** Start Dataset records **

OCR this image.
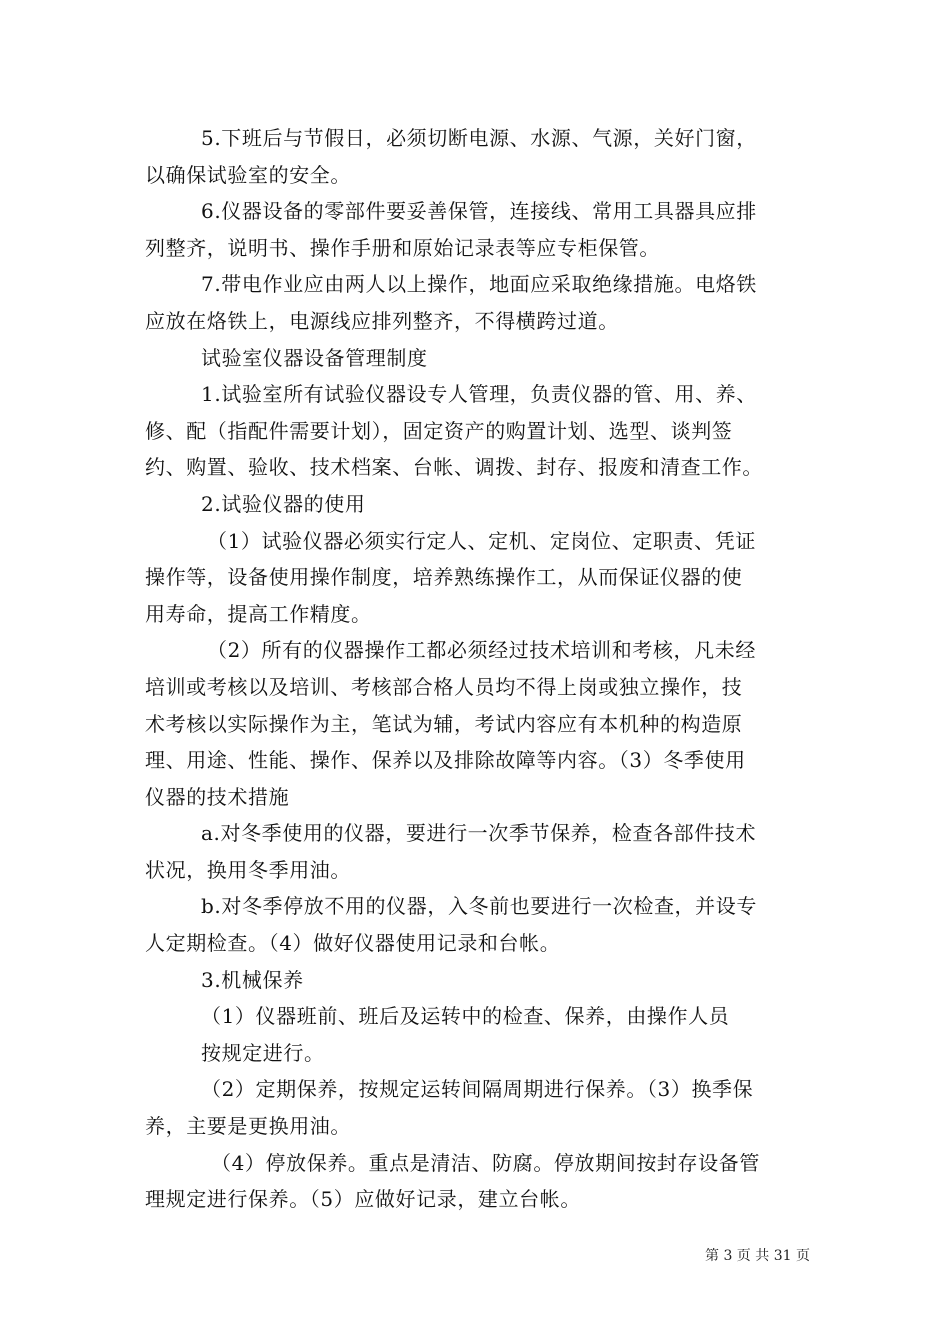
5.下班后与节假日，必须切断电源、水源、气源，关好门窗，
以确保试验室的安全。
6.仪器设备的零部件要妥善保管，连接线、常用工具器具应排
列整齐，说明书、操作手册和原始记录表等应专柜保管。
7.带电作业应由两人以上操作，地面应采取绝缘措施。电烙铁
应放在烙铁上，电源线应排列整齐，不得横跨过道。
试验室仪器设备管理制度
1.试验室所有试验仪器设专人管理，负责仪器的管、用、养、
修、配（指配件需要计划），固定资产的购置计划、选型、谈判签
约、购置、验收、技术档案、台帐、调拨、封存、报废和清查工作。
2.试验仪器的使用
（1）试验仪器必须实行定人、定机、定岗位、定职责、凭证
操作等，设备使用操作制度，培养熟练操作工，从而保证仪器的使
用寿命，提高工作精度。
（2）所有的仪器操作工都必须经过技术培训和考核，凡未经
培训或考核以及培训、考核部合格人员均不得上岗或独立操作，技
术考核以实际操作为主，笔试为辅，考试内容应有本机种的构造原
理、用途、性能、操作、保养以及排除故障等内容。（3）冬季使用
仪器的技术措施
a.对冬季使用的仪器，要进行一次季节保养，检查各部件技术
状况，换用冬季用油。
b.对冬季停放不用的仪器，入冬前也要进行一次检查，并设专
人定期检查。（4）做好仪器使用记录和台帐。
3.机械保养
（1）仪器班前、班后及运转中的检查、保养，由操作人员
按规定进行。
（2）定期保养，按规定运转间隔周期进行保养。（3）换季保
养，主要是更换用油。
（4）停放保养。重点是清洁、防腐。停放期间按封存设备管
理规定进行保养。（5）应做好记录，建立台帐。
第 3 页 共 31 页
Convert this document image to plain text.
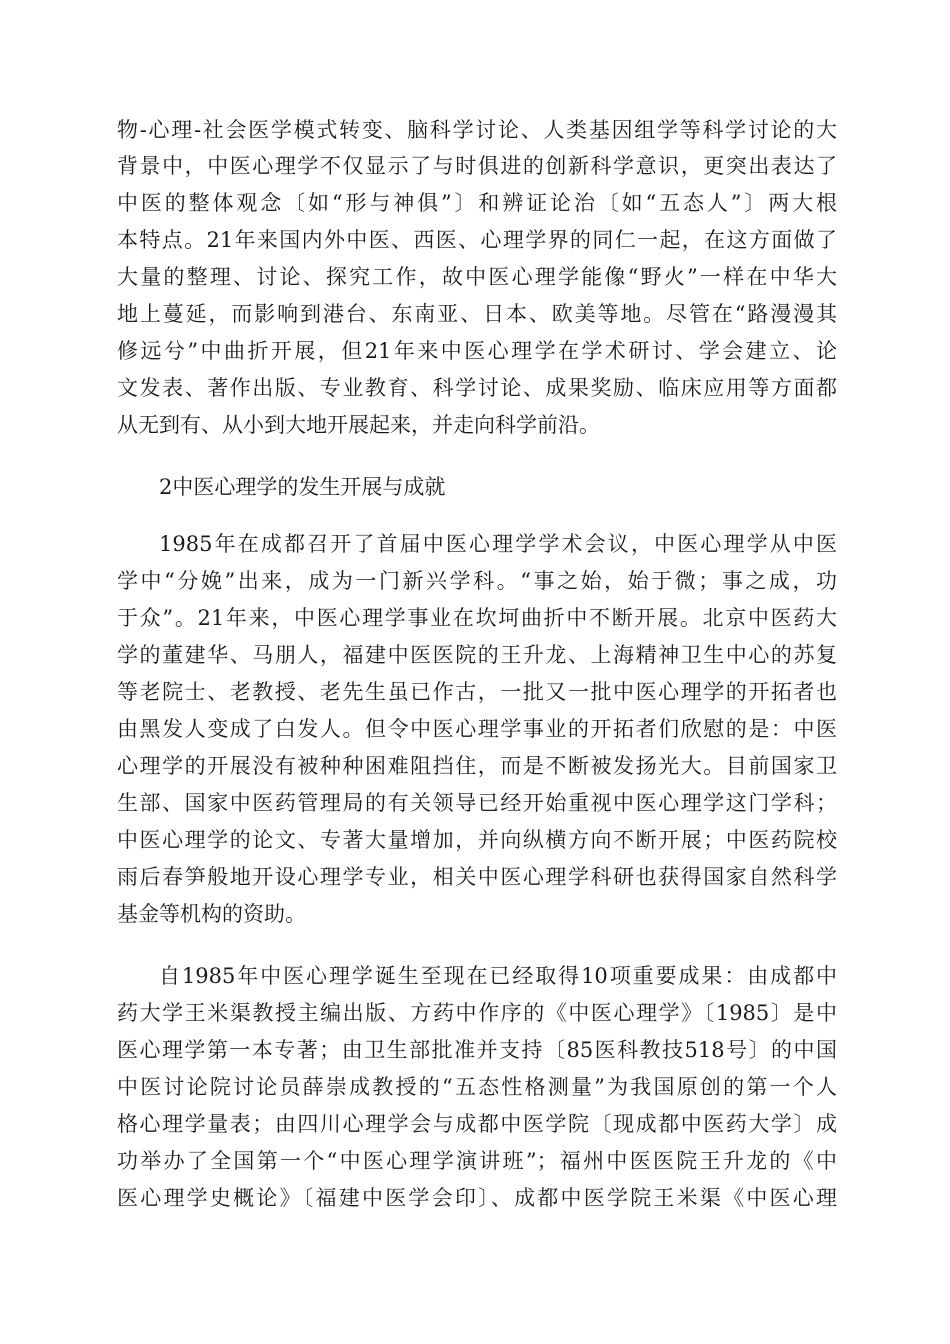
物-心理-社会医学模式转变、脑科学讨论、人类基因组学等科学讨论的大
背景中，中医心理学不仅显示了与时俱进的创新科学意识，更突出表达了
中医的整体观念〔如“形与神俱”〕和辨证论治〔如“五态人”〕两大根
本特点。21年来国内外中医、西医、心理学界的同仁一起，在这方面做了
大量的整理、讨论、探究工作，故中医心理学能像“野火”一样在中华大
地上蔓延，而影响到港台、东南亚、日本、欧美等地。尽管在“路漫漫其
修远兮”中曲折开展，但21年来中医心理学在学术研讨、学会建立、论
文发表、著作出版、专业教育、科学讨论、成果奖励、临床应用等方面都
从无到有、从小到大地开展起来，并走向科学前沿。
2中医心理学的发生开展与成就
1985年在成都召开了首届中医心理学学术会议，中医心理学从中医
学中“分娩”出来，成为一门新兴学科。“事之始，始于微；事之成，功
于众”。21年来，中医心理学事业在坎坷曲折中不断开展。北京中医药大
学的董建华、马朋人，福建中医医院的王升龙、上海精神卫生中心的苏复
等老院士、老教授、老先生虽已作古，一批又一批中医心理学的开拓者也
由黑发人变成了白发人。但令中医心理学事业的开拓者们欣慰的是：中医
心理学的开展没有被种种困难阻挡住，而是不断被发扬光大。目前国家卫
生部、国家中医药管理局的有关领导已经开始重视中医心理学这门学科；
中医心理学的论文、专著大量增加，并向纵横方向不断开展；中医药院校
雨后春笋般地开设心理学专业，相关中医心理学科研也获得国家自然科学
基金等机构的资助。
自1985年中医心理学诞生至现在已经取得10项重要成果：由成都中
药大学王米渠教授主编出版、方药中作序的《中医心理学》〔1985〕是中
医心理学第一本专著；由卫生部批准并支持〔85医科教技518号〕的中国
中医讨论院讨论员薛崇成教授的“五态性格测量”为我国原创的第一个人
格心理学量表；由四川心理学会与成都中医学院〔现成都中医药大学〕成
功举办了全国第一个“中医心理学演讲班”；福州中医医院王升龙的《中
医心理学史概论》〔福建中医学会印〕、成都中医学院王米渠《中医心理
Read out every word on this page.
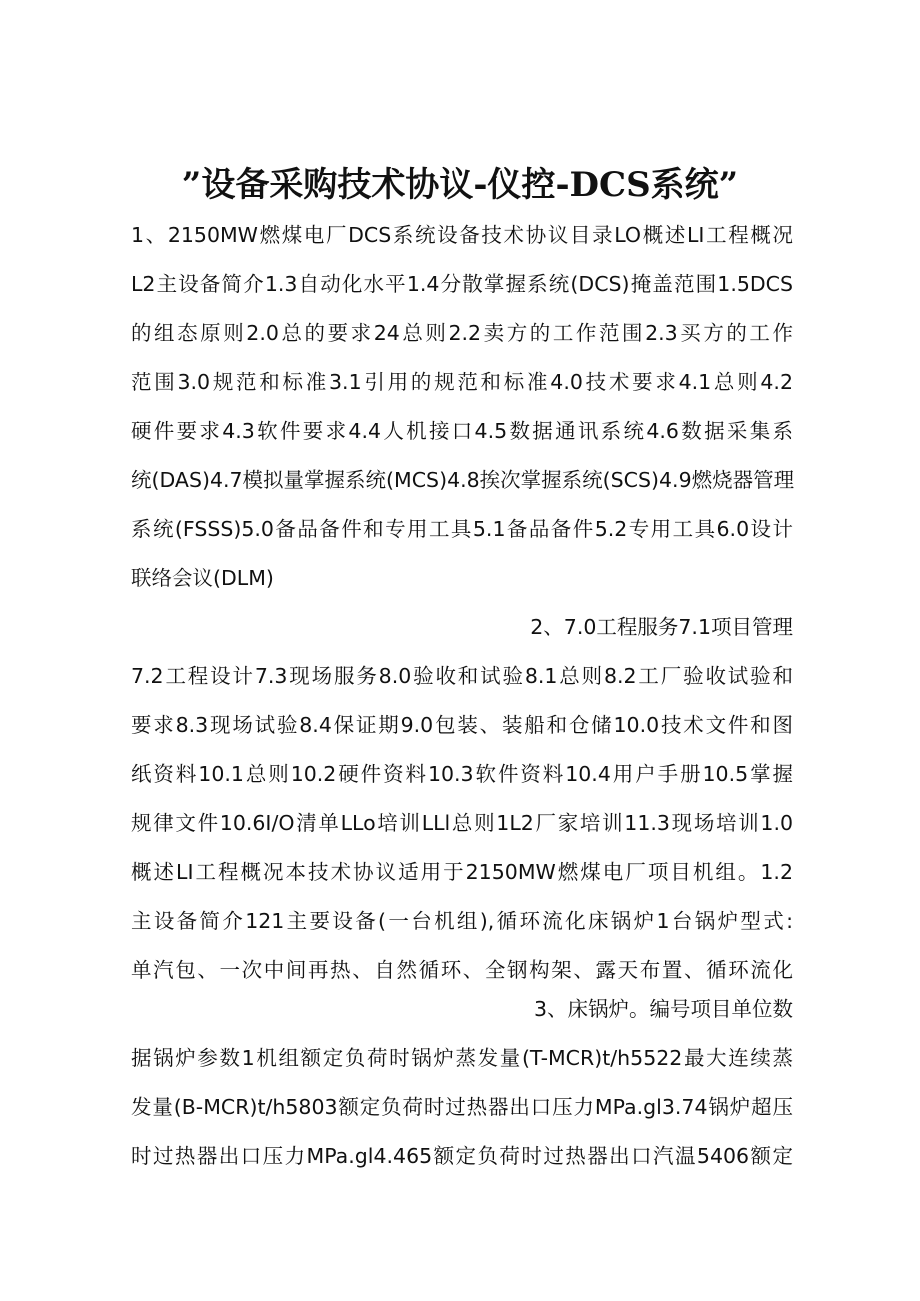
”设备采购技术协议-仪控-DCS系统”
1、2150MW燃煤电厂DCS系统设备技术协议目录LO概述LI工程概况
L2主设备简介1.3自动化水平1.4分散掌握系统(DCS)掩盖范围1.5DCS
的组态原则2.0总的要求24总则2.2卖方的工作范围2.3买方的工作
范围3.0规范和标准3.1引用的规范和标准4.0技术要求4.1总则4.2
硬件要求4.3软件要求4.4人机接口4.5数据通讯系统4.6数据采集系
统(DAS)4.7模拟量掌握系统(MCS)4.8挨次掌握系统(SCS)4.9燃烧器管理
系统(FSSS)5.0备品备件和专用工具5.1备品备件5.2专用工具6.0设计
联络会议(DLM)
2、7.0工程服务7.1项目管理
7.2工程设计7.3现场服务8.0验收和试验8.1总则8.2工厂验收试验和
要求8.3现场试验8.4保证期9.0包装、装船和仓储10.0技术文件和图
纸资料10.1总则10.2硬件资料10.3软件资料10.4用户手册10.5掌握
规律文件10.6I/O清单LLo培训LLl总则1L2厂家培训11.3现场培训1.0
概述LI工程概况本技术协议适用于2150MW燃煤电厂项目机组。1.2
主设备简介121主要设备(一台机组),循环流化床锅炉1台锅炉型式:
单汽包、一次中间再热、自然循环、全钢构架、露天布置、循环流化
3、床锅炉。编号项目单位数
据锅炉参数1机组额定负荷时锅炉蒸发量(T-MCR)t/h5522最大连续蒸
发量(B-MCR)t/h5803额定负荷时过热器出口压力MPa.gl3.74锅炉超压
时过热器出口压力MPa.gl4.465额定负荷时过热器出口汽温5406额定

** End Dataset records **

> What is being asked
Locate the word "this" in the records and collect each line it appears in.

> Completed task
OCR this image.
Convert this document image to plain text.
Read out every word on this page.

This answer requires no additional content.